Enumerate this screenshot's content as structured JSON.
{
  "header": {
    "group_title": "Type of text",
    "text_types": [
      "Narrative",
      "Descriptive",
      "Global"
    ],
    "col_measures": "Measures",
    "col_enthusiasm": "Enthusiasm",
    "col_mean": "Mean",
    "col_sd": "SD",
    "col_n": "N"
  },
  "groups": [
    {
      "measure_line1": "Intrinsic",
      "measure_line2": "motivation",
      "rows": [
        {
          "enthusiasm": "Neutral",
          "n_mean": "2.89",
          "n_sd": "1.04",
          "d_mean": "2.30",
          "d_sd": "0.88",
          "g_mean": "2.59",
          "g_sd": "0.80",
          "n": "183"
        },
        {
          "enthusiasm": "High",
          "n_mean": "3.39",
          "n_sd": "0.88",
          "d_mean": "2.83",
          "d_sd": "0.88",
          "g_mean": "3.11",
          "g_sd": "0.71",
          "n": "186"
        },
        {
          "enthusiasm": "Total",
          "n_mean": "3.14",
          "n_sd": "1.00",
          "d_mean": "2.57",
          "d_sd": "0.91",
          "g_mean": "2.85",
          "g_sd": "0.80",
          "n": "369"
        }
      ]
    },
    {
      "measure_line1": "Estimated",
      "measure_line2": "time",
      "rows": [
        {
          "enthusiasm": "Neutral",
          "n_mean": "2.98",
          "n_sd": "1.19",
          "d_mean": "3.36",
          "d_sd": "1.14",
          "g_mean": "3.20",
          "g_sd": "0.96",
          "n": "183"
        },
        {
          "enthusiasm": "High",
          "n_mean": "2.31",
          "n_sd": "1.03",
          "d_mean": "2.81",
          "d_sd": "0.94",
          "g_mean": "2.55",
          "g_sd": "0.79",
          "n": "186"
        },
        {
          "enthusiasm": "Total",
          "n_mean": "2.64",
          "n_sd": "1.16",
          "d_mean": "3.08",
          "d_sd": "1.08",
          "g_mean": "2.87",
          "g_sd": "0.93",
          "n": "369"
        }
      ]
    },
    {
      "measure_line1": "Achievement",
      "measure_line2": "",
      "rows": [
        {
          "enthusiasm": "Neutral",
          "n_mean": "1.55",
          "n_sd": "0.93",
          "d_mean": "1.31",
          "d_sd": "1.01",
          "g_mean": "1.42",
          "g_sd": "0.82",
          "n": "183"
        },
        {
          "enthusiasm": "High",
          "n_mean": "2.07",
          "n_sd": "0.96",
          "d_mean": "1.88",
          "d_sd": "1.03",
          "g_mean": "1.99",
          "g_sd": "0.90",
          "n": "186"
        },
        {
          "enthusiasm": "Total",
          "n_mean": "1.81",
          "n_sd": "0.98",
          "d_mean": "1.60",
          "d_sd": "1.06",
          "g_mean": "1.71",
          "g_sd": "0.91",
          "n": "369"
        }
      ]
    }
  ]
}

* _Exercise description_
In this exercise, repeat all entries exactly.

* _Problem solution_
Enumerate this screenshot's content as structured JSON.
{
  "header": {
    "group_title": "Type of text",
    "text_types": [
      "Narrative",
      "Descriptive",
      "Global"
    ],
    "col_measures": "Measures",
    "col_enthusiasm": "Enthusiasm",
    "col_mean": "Mean",
    "col_sd": "SD",
    "col_n": "N"
  },
  "groups": [
    {
      "measure_line1": "Intrinsic",
      "measure_line2": "motivation",
      "rows": [
        {
          "enthusiasm": "Neutral",
          "n_mean": "2.89",
          "n_sd": "1.04",
          "d_mean": "2.30",
          "d_sd": "0.88",
          "g_mean": "2.59",
          "g_sd": "0.80",
          "n": "183"
        },
        {
          "enthusiasm": "High",
          "n_mean": "3.39",
          "n_sd": "0.88",
          "d_mean": "2.83",
          "d_sd": "0.88",
          "g_mean": "3.11",
          "g_sd": "0.71",
          "n": "186"
        },
        {
          "enthusiasm": "Total",
          "n_mean": "3.14",
          "n_sd": "1.00",
          "d_mean": "2.57",
          "d_sd": "0.91",
          "g_mean": "2.85",
          "g_sd": "0.80",
          "n": "369"
        }
      ]
    },
    {
      "measure_line1": "Estimated",
      "measure_line2": "time",
      "rows": [
        {
          "enthusiasm": "Neutral",
          "n_mean": "2.98",
          "n_sd": "1.19",
          "d_mean": "3.36",
          "d_sd": "1.14",
          "g_mean": "3.20",
          "g_sd": "0.96",
          "n": "183"
        },
        {
          "enthusiasm": "High",
          "n_mean": "2.31",
          "n_sd": "1.03",
          "d_mean": "2.81",
          "d_sd": "0.94",
          "g_mean": "2.55",
          "g_sd": "0.79",
          "n": "186"
        },
        {
          "enthusiasm": "Total",
          "n_mean": "2.64",
          "n_sd": "1.16",
          "d_mean": "3.08",
          "d_sd": "1.08",
          "g_mean": "2.87",
          "g_sd": "0.93",
          "n": "369"
        }
      ]
    },
    {
      "measure_line1": "Achievement",
      "measure_line2": "",
      "rows": [
        {
          "enthusiasm": "Neutral",
          "n_mean": "1.55",
          "n_sd": "0.93",
          "d_mean": "1.31",
          "d_sd": "1.01",
          "g_mean": "1.42",
          "g_sd": "0.82",
          "n": "183"
        },
        {
          "enthusiasm": "High",
          "n_mean": "2.07",
          "n_sd": "0.96",
          "d_mean": "1.88",
          "d_sd": "1.03",
          "g_mean": "1.99",
          "g_sd": "0.90",
          "n": "186"
        },
        {
          "enthusiasm": "Total",
          "n_mean": "1.81",
          "n_sd": "0.98",
          "d_mean": "1.60",
          "d_sd": "1.06",
          "g_mean": "1.71",
          "g_sd": "0.91",
          "n": "369"
        }
      ]
    }
  ]
}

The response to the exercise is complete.